─── 演習用文章 ───

2016年6月19日日曜日

『あの日にドライブ』に見る働き方

 最近、「働き方」を考える機会がよくある。映画や小説などで、主人公の働く姿を見ていて感じるのである。前回は、映画『マイ・インターン』であったが、今回は小説『あの日にドライブ』である

 主人公は、43歳のタクシー・ドライバー。もともと銀行員であったが、理不尽な支店長の叱責から部下を庇い、それが元で退職してしまう(どういう経緯だったのか元銀行員としては興味があるのであるが、ここでは曖昧なままである)。主人公は、初めこそ自分に自信があり、再就職などわけないとタカをくくっている。外資系企業などを念頭に、それまで彼の働き方を評価した誘いをすべて断ってしまう。中小企業に「都落ち」するのはプライドが許さなかったのであろう。

 しかし、世の中そんなに甘くない。しかも銀行員が考えるほど、元銀行員は世の中で必要とされていない。間もなく、主人公は現実を嫌という程味わうことになる。就職よりもと選んだのは、公認会計士。勉強しながらも家族持ちにとっては生活費を稼がなければならない。とりあえずりつもりで、主人公はタクシー・ドライバーになる。ところがこれが激務。15万円の売り上げノルマがあり、なかなか稼げない主人公は、5日のうち2日の勤務日は長時間働く羽目になり、タイミングによってはほぼ24時間勤務となる。当然、勉強などままならない。

 まず、読んでいて思うのだが、40代になって資格を取って独立しようという考えがそもそも甘い。資格は頑張れば取れるかもしれないが、その年齢で公認会計士事務所に行っても、採用する方としては20代の若者の方がいいだろう。それを覆すには、よほどの「実績」がなければならない。さらにたとえ採用されても20代の若者と同じスタートになるだろうし、「年下の上司」もいるだろう。「資格さえ取れば」という考え方をする人は多いが、自らの置かれた立場と環境を考えないといけない。

 やがて主人公は、月に何日か不定期で出勤してくる大ベテランの高齢ドライバーが、難なくノルマをこなしているのに気づく。そしてある日、後をつけて病院の前で夜勤明けの医師を乗せて行くことを発見する。それを機に、カレンダーを眺め大安の日には結婚式場からの客を狙うといった大ベテランの「手口」に気づき、次第に独自の工夫を重ねてノルマをクリアできるようになっていく。何の仕事であっても、こうした「創意工夫」の余地はあり、これができる人間こそ本当に仕事ができる人だと言えると思う。

 「創意工夫」に費用なのは、仕事自体に対する認識と観察だろう。ノルマ達成にはなるべく長距離客を乗せるようにしたい。では、世の中でどのような客が長距離を利用するのか。また長距離でなくとも、無駄に走る時間を減らし、なるべく賃走時間を多くしたい。そのためには駅前で長時間並ぶ(しかもようやく乗せたら短距離では悲劇だ)のではなく、もっと効率のいいやり方を考えないといけない。「そのためにはどうするか」。主人公は、頭を使ってそれを発見していく。

 タクシー・ドライバーの仲間たちは、ギャンブルをやったりする者が多く、「創意工夫」に対する意欲など欠片もない。何も考えずに、目先だけやり過ごせばいいという者に成長などという言葉は無縁だ。それは普通のサラリーマンであっても、ただ真面目に働いているだけなら同じである。ここに登場するその場しのぎのドライバーたちのようには誰もなりたくないだろうが、50歩100歩の存在になっているかもしれない。どんな仕事であっても、「どうしたらうまくできるのだろうか」と自問自答しながら、人と違った「創意工夫」をしていかなければ、「その他大勢の一人」から抜け出すのは難しいだろう。

─── データ欄 ───

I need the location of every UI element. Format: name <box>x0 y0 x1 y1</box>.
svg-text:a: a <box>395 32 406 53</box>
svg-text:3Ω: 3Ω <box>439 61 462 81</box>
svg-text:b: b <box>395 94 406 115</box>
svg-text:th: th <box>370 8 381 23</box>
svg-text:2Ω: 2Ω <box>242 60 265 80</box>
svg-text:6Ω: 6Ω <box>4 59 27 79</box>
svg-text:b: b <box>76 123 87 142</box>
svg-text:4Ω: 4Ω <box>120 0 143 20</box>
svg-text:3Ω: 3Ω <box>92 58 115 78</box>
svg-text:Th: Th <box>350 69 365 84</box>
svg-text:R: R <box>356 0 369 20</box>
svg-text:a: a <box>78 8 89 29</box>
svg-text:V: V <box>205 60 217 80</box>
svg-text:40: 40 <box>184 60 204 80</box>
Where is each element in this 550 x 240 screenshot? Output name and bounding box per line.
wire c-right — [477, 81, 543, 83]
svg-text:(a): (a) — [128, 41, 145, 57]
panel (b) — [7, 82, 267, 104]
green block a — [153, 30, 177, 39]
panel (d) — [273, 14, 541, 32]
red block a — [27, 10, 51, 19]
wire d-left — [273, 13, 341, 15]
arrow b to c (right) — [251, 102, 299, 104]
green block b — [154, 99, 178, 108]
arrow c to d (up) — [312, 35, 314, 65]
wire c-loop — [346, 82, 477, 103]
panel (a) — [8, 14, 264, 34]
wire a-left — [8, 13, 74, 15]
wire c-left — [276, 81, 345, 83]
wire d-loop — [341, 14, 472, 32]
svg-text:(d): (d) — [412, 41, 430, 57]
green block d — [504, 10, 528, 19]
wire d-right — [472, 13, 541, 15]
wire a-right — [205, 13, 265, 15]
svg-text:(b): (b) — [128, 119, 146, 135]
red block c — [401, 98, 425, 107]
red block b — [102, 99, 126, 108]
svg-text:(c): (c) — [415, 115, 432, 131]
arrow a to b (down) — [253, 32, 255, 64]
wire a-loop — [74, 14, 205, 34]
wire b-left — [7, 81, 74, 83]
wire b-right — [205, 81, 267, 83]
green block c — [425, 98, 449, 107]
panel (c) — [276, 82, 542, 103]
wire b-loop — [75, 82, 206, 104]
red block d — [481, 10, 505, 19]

───

**設問:** 小説『あの日にドライブ』を取り上げた演習用文章では、主人公が後をつけた大ベテランの高齢ドライバーは、病院の前でどのような客を乗せていたか。

**解答欄:** 夜勤明けの医師を乗せていた。